# [EXTRACTED RECORDS]
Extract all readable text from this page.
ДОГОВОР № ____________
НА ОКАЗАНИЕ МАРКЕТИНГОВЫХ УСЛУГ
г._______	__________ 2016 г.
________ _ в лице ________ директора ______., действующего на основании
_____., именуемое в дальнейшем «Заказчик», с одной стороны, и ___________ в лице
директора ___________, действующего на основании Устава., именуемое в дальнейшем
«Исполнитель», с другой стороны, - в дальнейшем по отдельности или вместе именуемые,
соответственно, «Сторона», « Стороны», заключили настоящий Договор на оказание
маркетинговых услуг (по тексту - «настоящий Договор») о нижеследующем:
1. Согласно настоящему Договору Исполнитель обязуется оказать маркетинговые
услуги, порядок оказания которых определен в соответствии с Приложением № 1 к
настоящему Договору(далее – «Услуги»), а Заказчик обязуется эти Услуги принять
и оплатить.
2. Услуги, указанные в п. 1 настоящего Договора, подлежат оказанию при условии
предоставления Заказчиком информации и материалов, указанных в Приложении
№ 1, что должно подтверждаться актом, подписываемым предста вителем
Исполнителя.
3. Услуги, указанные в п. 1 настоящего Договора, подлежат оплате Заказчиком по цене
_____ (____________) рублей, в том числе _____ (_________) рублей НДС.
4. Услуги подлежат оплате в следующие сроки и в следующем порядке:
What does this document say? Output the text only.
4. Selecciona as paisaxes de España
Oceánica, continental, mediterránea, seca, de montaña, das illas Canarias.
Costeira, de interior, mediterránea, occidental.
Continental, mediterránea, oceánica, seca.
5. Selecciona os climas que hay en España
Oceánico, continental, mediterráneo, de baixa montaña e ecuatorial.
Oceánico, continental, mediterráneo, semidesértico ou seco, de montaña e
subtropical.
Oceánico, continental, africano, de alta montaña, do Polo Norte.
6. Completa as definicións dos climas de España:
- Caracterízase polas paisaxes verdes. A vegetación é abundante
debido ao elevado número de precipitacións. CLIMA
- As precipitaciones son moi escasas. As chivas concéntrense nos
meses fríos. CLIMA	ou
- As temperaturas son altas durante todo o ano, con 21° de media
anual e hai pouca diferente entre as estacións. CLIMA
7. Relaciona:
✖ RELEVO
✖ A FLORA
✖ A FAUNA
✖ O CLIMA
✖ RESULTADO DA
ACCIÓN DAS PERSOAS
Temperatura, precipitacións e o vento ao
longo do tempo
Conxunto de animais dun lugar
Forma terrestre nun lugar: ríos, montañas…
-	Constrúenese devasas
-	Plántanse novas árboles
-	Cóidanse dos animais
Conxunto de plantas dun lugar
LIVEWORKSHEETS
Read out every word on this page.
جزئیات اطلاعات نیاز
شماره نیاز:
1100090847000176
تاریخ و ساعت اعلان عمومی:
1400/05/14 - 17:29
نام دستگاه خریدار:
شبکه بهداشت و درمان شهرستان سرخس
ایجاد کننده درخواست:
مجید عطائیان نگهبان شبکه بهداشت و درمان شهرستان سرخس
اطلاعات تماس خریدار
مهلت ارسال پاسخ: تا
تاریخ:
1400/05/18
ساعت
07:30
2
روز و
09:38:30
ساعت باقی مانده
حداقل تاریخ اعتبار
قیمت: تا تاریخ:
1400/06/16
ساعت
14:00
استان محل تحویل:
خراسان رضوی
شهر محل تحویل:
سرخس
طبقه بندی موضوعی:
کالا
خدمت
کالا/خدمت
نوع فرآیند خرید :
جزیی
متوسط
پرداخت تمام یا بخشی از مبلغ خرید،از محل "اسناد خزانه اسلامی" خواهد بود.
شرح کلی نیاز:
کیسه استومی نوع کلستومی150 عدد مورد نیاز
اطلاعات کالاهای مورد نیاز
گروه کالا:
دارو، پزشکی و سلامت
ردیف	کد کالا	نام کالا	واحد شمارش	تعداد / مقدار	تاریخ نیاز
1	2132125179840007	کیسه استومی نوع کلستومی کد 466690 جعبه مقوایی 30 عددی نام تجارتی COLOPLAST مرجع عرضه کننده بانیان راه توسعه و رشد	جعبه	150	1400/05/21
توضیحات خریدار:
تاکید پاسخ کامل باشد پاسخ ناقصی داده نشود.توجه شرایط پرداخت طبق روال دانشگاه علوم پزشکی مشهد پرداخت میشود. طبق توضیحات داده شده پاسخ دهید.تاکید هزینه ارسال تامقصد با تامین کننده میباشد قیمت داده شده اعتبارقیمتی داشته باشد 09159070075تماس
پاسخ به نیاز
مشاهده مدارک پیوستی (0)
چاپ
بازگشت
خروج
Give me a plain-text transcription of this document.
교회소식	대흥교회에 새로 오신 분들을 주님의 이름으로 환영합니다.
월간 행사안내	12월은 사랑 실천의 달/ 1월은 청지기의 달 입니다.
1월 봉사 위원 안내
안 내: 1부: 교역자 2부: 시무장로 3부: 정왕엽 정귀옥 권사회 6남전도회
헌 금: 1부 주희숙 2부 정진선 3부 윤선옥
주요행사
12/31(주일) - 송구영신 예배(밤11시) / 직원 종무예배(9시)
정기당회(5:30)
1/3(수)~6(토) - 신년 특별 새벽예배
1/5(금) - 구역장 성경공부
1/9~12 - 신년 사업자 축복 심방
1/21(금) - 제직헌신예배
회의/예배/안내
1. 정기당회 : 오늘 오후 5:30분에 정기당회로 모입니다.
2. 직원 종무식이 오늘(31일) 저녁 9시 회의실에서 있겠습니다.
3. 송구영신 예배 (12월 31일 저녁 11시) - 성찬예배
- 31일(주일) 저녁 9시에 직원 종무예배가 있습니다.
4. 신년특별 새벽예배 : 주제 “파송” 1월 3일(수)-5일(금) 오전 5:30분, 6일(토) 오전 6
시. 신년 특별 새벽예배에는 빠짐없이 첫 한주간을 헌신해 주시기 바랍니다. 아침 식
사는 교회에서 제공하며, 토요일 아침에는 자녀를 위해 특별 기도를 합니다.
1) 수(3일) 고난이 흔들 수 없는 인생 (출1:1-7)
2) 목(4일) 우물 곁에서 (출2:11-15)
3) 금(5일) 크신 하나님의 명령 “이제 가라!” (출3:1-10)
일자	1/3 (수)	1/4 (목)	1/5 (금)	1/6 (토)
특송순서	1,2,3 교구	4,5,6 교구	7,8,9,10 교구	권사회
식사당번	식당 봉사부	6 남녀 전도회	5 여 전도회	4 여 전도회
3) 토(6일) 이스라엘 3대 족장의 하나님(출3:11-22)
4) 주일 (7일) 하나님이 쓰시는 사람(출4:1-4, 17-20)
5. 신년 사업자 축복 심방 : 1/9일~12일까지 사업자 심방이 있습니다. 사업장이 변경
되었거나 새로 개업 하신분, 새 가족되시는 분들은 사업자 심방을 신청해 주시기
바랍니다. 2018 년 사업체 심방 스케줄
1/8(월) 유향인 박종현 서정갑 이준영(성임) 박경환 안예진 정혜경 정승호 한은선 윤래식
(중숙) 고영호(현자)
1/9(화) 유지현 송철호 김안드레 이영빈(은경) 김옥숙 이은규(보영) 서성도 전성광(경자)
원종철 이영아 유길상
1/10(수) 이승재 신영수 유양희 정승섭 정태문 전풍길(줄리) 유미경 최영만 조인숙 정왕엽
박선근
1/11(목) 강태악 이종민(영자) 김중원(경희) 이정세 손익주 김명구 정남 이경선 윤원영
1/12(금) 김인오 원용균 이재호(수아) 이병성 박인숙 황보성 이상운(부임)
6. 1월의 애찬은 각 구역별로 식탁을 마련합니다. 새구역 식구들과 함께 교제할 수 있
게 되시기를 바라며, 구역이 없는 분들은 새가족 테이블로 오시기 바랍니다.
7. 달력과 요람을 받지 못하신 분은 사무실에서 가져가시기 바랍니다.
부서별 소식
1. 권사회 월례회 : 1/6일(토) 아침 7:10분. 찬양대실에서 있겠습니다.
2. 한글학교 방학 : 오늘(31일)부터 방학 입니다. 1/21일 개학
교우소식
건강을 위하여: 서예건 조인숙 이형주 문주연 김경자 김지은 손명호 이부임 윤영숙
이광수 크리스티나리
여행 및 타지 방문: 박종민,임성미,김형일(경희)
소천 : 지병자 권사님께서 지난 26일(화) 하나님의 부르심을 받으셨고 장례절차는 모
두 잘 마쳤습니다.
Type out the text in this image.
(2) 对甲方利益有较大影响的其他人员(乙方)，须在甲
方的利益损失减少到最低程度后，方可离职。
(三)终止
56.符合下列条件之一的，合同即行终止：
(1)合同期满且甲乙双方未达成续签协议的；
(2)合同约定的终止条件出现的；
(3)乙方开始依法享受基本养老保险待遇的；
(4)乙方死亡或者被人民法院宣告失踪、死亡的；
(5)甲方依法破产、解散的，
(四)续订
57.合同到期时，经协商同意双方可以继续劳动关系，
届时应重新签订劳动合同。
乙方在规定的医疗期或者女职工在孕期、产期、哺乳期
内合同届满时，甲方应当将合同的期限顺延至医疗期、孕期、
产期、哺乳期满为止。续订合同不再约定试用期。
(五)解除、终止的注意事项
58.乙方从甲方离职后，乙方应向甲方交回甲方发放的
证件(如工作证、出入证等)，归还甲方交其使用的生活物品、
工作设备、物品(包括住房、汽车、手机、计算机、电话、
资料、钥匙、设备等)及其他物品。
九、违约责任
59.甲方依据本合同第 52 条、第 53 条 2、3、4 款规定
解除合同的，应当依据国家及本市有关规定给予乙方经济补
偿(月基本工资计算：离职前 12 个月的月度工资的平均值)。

# [THE PROBLEM]
Report how many lines in the data contain the word "this", with no words besides the number.

# [EXERCISE SOLUTION]
5